>> Begin

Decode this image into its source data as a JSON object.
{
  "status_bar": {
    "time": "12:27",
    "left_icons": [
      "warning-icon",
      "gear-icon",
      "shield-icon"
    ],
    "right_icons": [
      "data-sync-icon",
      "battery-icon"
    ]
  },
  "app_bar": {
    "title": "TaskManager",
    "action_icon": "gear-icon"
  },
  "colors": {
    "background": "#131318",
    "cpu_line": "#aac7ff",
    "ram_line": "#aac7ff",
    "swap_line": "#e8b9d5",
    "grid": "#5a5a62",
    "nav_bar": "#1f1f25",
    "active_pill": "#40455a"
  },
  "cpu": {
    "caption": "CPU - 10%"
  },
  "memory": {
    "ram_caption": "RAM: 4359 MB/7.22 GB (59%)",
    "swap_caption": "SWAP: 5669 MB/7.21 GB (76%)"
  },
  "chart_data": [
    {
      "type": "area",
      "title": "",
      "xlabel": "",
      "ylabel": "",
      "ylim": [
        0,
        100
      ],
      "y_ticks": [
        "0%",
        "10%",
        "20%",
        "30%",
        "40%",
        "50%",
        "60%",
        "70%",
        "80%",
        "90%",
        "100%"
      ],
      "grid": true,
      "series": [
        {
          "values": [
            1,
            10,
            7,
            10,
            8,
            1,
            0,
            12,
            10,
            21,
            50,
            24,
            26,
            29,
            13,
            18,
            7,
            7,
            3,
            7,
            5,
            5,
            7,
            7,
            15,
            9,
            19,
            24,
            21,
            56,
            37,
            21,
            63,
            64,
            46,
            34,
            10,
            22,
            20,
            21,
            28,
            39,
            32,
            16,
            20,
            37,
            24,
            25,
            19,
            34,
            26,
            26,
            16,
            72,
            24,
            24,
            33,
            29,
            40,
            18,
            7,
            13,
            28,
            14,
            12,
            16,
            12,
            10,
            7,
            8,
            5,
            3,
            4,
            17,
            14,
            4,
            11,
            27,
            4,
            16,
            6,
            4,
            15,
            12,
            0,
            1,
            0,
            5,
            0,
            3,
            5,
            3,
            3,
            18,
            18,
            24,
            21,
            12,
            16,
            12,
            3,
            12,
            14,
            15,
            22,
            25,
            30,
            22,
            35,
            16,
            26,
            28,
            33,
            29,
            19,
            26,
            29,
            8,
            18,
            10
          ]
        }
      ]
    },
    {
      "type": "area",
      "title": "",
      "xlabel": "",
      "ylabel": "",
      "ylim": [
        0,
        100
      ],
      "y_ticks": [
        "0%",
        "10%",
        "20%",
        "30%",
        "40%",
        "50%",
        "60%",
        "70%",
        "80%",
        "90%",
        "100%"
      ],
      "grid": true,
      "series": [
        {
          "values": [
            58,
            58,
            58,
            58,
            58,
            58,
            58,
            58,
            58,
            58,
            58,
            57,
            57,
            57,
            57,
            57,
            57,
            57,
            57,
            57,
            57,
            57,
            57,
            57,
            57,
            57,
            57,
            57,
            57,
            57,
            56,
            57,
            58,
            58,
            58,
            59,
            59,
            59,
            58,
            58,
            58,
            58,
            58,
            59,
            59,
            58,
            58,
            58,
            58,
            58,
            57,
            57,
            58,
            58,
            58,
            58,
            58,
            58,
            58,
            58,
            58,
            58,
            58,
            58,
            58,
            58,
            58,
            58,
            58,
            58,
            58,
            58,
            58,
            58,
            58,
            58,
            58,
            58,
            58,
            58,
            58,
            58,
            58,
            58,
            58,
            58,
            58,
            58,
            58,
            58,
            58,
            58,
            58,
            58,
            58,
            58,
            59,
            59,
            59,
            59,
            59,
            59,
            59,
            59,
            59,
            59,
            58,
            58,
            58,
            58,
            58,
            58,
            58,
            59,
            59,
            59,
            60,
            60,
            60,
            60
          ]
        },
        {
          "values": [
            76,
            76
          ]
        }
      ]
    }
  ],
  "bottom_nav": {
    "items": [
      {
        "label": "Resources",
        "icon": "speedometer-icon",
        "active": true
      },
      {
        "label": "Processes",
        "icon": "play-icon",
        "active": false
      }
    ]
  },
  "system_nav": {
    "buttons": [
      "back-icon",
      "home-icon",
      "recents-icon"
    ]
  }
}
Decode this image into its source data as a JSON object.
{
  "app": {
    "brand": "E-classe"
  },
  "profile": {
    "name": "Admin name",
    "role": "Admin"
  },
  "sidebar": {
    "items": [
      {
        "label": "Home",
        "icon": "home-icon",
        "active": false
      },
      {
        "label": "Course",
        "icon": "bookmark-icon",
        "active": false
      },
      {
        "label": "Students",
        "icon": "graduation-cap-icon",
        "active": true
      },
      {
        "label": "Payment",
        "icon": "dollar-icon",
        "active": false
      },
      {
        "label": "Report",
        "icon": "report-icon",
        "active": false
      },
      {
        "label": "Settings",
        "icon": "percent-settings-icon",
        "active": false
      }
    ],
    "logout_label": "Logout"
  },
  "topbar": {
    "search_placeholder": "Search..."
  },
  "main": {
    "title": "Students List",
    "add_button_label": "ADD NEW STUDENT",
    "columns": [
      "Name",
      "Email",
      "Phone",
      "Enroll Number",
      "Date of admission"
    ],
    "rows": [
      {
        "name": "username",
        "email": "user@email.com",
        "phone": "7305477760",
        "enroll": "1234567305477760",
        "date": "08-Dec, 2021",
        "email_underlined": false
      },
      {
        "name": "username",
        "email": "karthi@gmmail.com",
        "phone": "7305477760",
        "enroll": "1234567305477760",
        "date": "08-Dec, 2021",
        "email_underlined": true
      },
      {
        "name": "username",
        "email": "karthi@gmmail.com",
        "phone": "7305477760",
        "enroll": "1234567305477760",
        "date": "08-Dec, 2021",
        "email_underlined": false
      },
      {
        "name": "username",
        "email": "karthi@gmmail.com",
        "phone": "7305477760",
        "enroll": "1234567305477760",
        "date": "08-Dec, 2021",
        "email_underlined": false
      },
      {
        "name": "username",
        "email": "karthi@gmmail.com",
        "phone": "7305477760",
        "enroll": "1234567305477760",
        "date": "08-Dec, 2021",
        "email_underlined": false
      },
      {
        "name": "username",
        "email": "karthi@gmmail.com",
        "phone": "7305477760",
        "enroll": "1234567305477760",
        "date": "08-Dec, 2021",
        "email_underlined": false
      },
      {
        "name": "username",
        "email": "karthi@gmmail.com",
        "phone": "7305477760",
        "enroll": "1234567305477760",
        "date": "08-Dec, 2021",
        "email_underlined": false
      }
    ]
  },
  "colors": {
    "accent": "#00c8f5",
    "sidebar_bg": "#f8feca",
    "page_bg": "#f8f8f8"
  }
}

>> End

- The exercise
Your task is to print all of the records exactly.

- Correct output
Decode this image into its source data as a JSON object.
{
  "status_bar": {
    "time": "12:27",
    "left_icons": [
      "warning-icon",
      "gear-icon",
      "shield-icon"
    ],
    "right_icons": [
      "data-sync-icon",
      "battery-icon"
    ]
  },
  "app_bar": {
    "title": "TaskManager",
    "action_icon": "gear-icon"
  },
  "colors": {
    "background": "#131318",
    "cpu_line": "#aac7ff",
    "ram_line": "#aac7ff",
    "swap_line": "#e8b9d5",
    "grid": "#5a5a62",
    "nav_bar": "#1f1f25",
    "active_pill": "#40455a"
  },
  "cpu": {
    "caption": "CPU - 10%"
  },
  "memory": {
    "ram_caption": "RAM: 4359 MB/7.22 GB (59%)",
    "swap_caption": "SWAP: 5669 MB/7.21 GB (76%)"
  },
  "chart_data": [
    {
      "type": "area",
      "title": "",
      "xlabel": "",
      "ylabel": "",
      "ylim": [
        0,
        100
      ],
      "y_ticks": [
        "0%",
        "10%",
        "20%",
        "30%",
        "40%",
        "50%",
        "60%",
        "70%",
        "80%",
        "90%",
        "100%"
      ],
      "grid": true,
      "series": [
        {
          "values": [
            1,
            10,
            7,
            10,
            8,
            1,
            0,
            12,
            10,
            21,
            50,
            24,
            26,
            29,
            13,
            18,
            7,
            7,
            3,
            7,
            5,
            5,
            7,
            7,
            15,
            9,
            19,
            24,
            21,
            56,
            37,
            21,
            63,
            64,
            46,
            34,
            10,
            22,
            20,
            21,
            28,
            39,
            32,
            16,
            20,
            37,
            24,
            25,
            19,
            34,
            26,
            26,
            16,
            72,
            24,
            24,
            33,
            29,
            40,
            18,
            7,
            13,
            28,
            14,
            12,
            16,
            12,
            10,
            7,
            8,
            5,
            3,
            4,
            17,
            14,
            4,
            11,
            27,
            4,
            16,
            6,
            4,
            15,
            12,
            0,
            1,
            0,
            5,
            0,
            3,
            5,
            3,
            3,
            18,
            18,
            24,
            21,
            12,
            16,
            12,
            3,
            12,
            14,
            15,
            22,
            25,
            30,
            22,
            35,
            16,
            26,
            28,
            33,
            29,
            19,
            26,
            29,
            8,
            18,
            10
          ]
        }
      ]
    },
    {
      "type": "area",
      "title": "",
      "xlabel": "",
      "ylabel": "",
      "ylim": [
        0,
        100
      ],
      "y_ticks": [
        "0%",
        "10%",
        "20%",
        "30%",
        "40%",
        "50%",
        "60%",
        "70%",
        "80%",
        "90%",
        "100%"
      ],
      "grid": true,
      "series": [
        {
          "values": [
            58,
            58,
            58,
            58,
            58,
            58,
            58,
            58,
            58,
            58,
            58,
            57,
            57,
            57,
            57,
            57,
            57,
            57,
            57,
            57,
            57,
            57,
            57,
            57,
            57,
            57,
            57,
            57,
            57,
            57,
            56,
            57,
            58,
            58,
            58,
            59,
            59,
            59,
            58,
            58,
            58,
            58,
            58,
            59,
            59,
            58,
            58,
            58,
            58,
            58,
            57,
            57,
            58,
            58,
            58,
            58,
            58,
            58,
            58,
            58,
            58,
            58,
            58,
            58,
            58,
            58,
            58,
            58,
            58,
            58,
            58,
            58,
            58,
            58,
            58,
            58,
            58,
            58,
            58,
            58,
            58,
            58,
            58,
            58,
            58,
            58,
            58,
            58,
            58,
            58,
            58,
            58,
            58,
            58,
            58,
            58,
            59,
            59,
            59,
            59,
            59,
            59,
            59,
            59,
            59,
            59,
            58,
            58,
            58,
            58,
            58,
            58,
            58,
            59,
            59,
            59,
            60,
            60,
            60,
            60
          ]
        },
        {
          "values": [
            76,
            76
          ]
        }
      ]
    }
  ],
  "bottom_nav": {
    "items": [
      {
        "label": "Resources",
        "icon": "speedometer-icon",
        "active": true
      },
      {
        "label": "Processes",
        "icon": "play-icon",
        "active": false
      }
    ]
  },
  "system_nav": {
    "buttons": [
      "back-icon",
      "home-icon",
      "recents-icon"
    ]
  }
}
Decode this image into its source data as a JSON object.
{
  "app": {
    "brand": "E-classe"
  },
  "profile": {
    "name": "Admin name",
    "role": "Admin"
  },
  "sidebar": {
    "items": [
      {
        "label": "Home",
        "icon": "home-icon",
        "active": false
      },
      {
        "label": "Course",
        "icon": "bookmark-icon",
        "active": false
      },
      {
        "label": "Students",
        "icon": "graduation-cap-icon",
        "active": true
      },
      {
        "label": "Payment",
        "icon": "dollar-icon",
        "active": false
      },
      {
        "label": "Report",
        "icon": "report-icon",
        "active": false
      },
      {
        "label": "Settings",
        "icon": "percent-settings-icon",
        "active": false
      }
    ],
    "logout_label": "Logout"
  },
  "topbar": {
    "search_placeholder": "Search..."
  },
  "main": {
    "title": "Students List",
    "add_button_label": "ADD NEW STUDENT",
    "columns": [
      "Name",
      "Email",
      "Phone",
      "Enroll Number",
      "Date of admission"
    ],
    "rows": [
      {
        "name": "username",
        "email": "user@email.com",
        "phone": "7305477760",
        "enroll": "1234567305477760",
        "date": "08-Dec, 2021",
        "email_underlined": false
      },
      {
        "name": "username",
        "email": "karthi@gmmail.com",
        "phone": "7305477760",
        "enroll": "1234567305477760",
        "date": "08-Dec, 2021",
        "email_underlined": true
      },
      {
        "name": "username",
        "email": "karthi@gmmail.com",
        "phone": "7305477760",
        "enroll": "1234567305477760",
        "date": "08-Dec, 2021",
        "email_underlined": false
      },
      {
        "name": "username",
        "email": "karthi@gmmail.com",
        "phone": "7305477760",
        "enroll": "1234567305477760",
        "date": "08-Dec, 2021",
        "email_underlined": false
      },
      {
        "name": "username",
        "email": "karthi@gmmail.com",
        "phone": "7305477760",
        "enroll": "1234567305477760",
        "date": "08-Dec, 2021",
        "email_underlined": false
      },
      {
        "name": "username",
        "email": "karthi@gmmail.com",
        "phone": "7305477760",
        "enroll": "1234567305477760",
        "date": "08-Dec, 2021",
        "email_underlined": false
      },
      {
        "name": "username",
        "email": "karthi@gmmail.com",
        "phone": "7305477760",
        "enroll": "1234567305477760",
        "date": "08-Dec, 2021",
        "email_underlined": false
      }
    ]
  },
  "colors": {
    "accent": "#00c8f5",
    "sidebar_bg": "#f8feca",
    "page_bg": "#f8f8f8"
  }
}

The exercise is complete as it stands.